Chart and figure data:
────────────────
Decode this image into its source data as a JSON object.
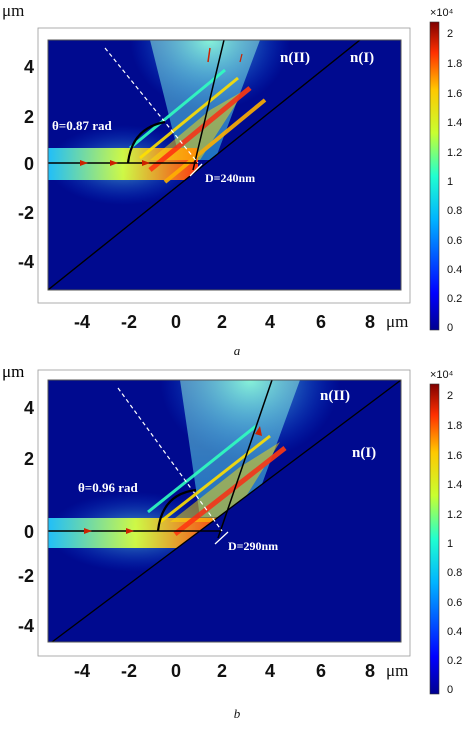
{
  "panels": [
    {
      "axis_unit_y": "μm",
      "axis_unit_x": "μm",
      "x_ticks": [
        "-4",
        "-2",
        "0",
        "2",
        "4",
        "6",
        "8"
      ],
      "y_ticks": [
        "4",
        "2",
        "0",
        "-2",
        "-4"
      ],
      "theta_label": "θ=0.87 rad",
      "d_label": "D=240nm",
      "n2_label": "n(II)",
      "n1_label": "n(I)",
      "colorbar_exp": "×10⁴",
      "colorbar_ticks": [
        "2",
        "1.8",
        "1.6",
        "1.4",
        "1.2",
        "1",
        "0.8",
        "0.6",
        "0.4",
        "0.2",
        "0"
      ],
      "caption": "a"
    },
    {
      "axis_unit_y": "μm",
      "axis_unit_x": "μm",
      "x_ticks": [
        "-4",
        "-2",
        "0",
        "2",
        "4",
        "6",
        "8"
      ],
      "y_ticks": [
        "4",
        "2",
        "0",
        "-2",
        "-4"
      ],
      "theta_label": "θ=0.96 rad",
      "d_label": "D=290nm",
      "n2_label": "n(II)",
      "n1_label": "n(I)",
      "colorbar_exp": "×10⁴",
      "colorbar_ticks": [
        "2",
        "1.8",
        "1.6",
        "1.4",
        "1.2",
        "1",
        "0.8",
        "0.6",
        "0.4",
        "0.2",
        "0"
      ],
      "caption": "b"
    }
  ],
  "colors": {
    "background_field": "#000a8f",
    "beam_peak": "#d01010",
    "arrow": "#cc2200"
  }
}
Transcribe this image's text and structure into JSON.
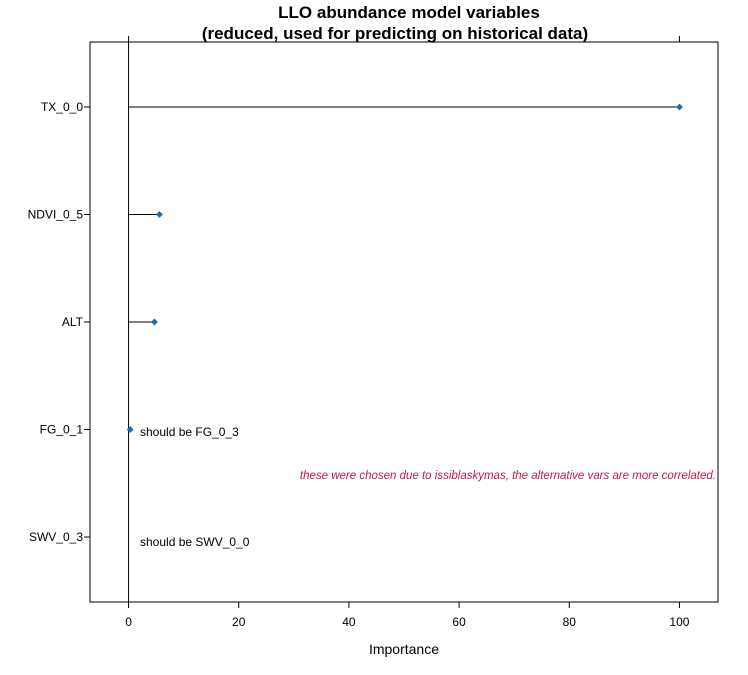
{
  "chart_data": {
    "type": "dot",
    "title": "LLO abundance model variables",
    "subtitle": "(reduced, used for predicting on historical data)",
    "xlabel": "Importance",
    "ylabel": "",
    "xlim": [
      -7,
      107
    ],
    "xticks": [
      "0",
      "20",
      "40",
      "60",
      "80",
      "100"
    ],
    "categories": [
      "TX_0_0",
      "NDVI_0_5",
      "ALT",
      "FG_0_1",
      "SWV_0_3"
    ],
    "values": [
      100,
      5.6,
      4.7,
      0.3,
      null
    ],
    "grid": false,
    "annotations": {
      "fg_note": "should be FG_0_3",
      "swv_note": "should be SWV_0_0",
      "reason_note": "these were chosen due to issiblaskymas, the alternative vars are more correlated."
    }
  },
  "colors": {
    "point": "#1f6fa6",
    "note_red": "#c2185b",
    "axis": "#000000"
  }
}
────────────────
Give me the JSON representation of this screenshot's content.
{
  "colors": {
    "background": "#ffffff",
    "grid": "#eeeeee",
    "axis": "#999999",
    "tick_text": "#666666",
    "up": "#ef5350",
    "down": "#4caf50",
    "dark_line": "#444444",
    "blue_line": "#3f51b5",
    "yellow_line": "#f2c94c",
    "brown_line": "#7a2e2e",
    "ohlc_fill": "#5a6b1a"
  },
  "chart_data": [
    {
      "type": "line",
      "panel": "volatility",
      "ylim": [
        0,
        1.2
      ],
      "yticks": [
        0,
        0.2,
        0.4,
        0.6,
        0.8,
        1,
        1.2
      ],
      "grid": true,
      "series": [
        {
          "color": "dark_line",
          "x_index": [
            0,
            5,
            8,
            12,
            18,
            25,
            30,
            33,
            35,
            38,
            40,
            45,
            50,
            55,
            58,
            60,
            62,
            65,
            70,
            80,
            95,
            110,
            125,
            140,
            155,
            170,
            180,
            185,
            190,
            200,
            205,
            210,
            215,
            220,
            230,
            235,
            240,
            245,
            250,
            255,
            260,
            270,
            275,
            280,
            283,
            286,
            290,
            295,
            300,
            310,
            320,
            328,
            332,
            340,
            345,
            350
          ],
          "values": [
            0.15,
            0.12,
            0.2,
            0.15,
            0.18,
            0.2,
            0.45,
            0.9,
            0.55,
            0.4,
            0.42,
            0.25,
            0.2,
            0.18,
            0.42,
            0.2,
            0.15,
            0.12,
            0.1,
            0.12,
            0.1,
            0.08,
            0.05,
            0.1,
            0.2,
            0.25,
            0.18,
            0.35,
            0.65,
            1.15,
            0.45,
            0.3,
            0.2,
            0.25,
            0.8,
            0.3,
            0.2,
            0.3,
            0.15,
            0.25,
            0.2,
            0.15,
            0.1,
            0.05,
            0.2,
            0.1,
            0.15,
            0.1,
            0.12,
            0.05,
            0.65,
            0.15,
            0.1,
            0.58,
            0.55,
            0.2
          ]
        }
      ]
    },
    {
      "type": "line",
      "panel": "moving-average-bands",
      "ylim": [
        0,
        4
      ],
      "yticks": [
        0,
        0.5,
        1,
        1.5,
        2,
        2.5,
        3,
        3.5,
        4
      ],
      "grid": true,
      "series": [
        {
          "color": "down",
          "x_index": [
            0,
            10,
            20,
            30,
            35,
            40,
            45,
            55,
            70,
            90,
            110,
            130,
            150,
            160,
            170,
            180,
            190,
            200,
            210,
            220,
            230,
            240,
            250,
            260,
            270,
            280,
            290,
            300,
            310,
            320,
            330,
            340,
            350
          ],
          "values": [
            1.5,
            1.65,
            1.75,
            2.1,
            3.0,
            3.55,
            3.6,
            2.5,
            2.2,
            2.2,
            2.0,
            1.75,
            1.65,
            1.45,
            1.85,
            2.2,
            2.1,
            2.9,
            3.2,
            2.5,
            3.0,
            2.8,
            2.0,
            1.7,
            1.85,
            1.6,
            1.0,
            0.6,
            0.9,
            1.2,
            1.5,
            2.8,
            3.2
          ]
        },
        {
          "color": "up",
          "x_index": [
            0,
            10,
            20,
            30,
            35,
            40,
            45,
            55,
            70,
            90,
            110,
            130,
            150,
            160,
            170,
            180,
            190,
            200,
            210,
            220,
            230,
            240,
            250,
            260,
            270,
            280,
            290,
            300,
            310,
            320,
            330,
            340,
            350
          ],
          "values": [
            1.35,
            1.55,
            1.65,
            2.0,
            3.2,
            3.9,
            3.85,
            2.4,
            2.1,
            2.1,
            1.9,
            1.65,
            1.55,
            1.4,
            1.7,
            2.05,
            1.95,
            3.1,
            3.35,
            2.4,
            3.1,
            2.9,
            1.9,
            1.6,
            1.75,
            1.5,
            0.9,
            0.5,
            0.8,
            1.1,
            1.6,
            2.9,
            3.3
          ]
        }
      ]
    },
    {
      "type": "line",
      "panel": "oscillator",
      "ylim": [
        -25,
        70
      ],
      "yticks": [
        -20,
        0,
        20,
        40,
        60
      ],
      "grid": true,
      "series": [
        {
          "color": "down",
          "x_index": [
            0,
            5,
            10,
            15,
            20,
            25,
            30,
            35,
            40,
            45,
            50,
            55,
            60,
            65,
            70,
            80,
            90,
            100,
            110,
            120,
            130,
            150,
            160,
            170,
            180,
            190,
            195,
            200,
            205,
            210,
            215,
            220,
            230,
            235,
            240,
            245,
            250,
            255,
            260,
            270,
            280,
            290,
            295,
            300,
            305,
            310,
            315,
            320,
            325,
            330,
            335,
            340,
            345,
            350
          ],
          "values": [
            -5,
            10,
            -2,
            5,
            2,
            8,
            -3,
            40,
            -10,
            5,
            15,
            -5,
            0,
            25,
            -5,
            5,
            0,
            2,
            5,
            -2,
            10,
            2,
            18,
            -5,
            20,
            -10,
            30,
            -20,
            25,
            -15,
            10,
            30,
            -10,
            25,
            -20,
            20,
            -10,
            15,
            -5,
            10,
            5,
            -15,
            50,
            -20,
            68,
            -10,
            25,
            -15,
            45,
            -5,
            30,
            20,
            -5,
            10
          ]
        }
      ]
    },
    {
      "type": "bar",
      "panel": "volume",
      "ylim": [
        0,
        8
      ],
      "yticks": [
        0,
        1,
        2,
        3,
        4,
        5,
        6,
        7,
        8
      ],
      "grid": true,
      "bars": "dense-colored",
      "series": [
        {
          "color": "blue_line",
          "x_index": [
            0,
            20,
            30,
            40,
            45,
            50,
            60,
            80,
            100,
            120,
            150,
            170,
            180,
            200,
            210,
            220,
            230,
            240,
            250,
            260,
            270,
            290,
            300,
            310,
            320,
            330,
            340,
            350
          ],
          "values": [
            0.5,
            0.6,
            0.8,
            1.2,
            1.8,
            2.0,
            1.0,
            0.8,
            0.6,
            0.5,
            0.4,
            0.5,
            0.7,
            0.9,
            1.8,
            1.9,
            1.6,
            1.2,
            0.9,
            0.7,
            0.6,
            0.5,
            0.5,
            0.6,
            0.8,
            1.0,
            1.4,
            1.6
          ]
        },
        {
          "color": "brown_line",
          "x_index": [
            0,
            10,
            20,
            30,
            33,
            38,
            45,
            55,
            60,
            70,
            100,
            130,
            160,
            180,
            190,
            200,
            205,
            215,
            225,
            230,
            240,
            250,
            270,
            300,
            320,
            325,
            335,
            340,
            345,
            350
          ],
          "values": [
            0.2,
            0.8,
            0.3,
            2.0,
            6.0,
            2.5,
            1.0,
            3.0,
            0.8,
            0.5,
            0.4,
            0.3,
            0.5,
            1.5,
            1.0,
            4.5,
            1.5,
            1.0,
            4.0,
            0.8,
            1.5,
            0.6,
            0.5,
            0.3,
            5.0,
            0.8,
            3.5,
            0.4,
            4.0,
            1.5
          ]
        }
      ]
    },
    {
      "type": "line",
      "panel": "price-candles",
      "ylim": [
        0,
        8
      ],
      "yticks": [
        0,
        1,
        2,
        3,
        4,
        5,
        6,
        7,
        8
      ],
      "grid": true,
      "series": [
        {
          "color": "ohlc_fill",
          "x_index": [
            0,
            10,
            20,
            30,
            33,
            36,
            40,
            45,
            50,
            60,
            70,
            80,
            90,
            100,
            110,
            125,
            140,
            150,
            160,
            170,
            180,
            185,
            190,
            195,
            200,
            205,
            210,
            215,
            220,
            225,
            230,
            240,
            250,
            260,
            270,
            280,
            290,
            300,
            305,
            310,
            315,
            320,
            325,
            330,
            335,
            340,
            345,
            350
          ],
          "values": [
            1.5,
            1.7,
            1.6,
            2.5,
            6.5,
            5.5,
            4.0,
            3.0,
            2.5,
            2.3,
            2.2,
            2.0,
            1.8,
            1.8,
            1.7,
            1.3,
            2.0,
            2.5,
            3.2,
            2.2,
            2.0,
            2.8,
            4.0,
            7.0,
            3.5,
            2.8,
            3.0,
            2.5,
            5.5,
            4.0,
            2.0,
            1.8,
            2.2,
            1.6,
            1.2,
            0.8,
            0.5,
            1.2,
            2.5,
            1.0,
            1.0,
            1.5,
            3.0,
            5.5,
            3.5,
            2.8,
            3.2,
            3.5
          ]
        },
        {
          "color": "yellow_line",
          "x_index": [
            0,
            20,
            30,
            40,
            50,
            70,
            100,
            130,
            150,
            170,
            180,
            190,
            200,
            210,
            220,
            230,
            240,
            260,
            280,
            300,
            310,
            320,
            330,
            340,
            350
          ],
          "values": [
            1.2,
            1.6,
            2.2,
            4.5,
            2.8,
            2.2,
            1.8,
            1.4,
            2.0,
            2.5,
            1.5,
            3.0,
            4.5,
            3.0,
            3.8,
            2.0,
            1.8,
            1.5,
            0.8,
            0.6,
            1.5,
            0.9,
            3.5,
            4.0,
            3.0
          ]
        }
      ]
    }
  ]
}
────────────────
What the task requires: Gather from the records above every line containing the string "into".

Output of the exercise:
Decode this image into its source data as a JSON object.
Transcribe this image's text and structure into JSON.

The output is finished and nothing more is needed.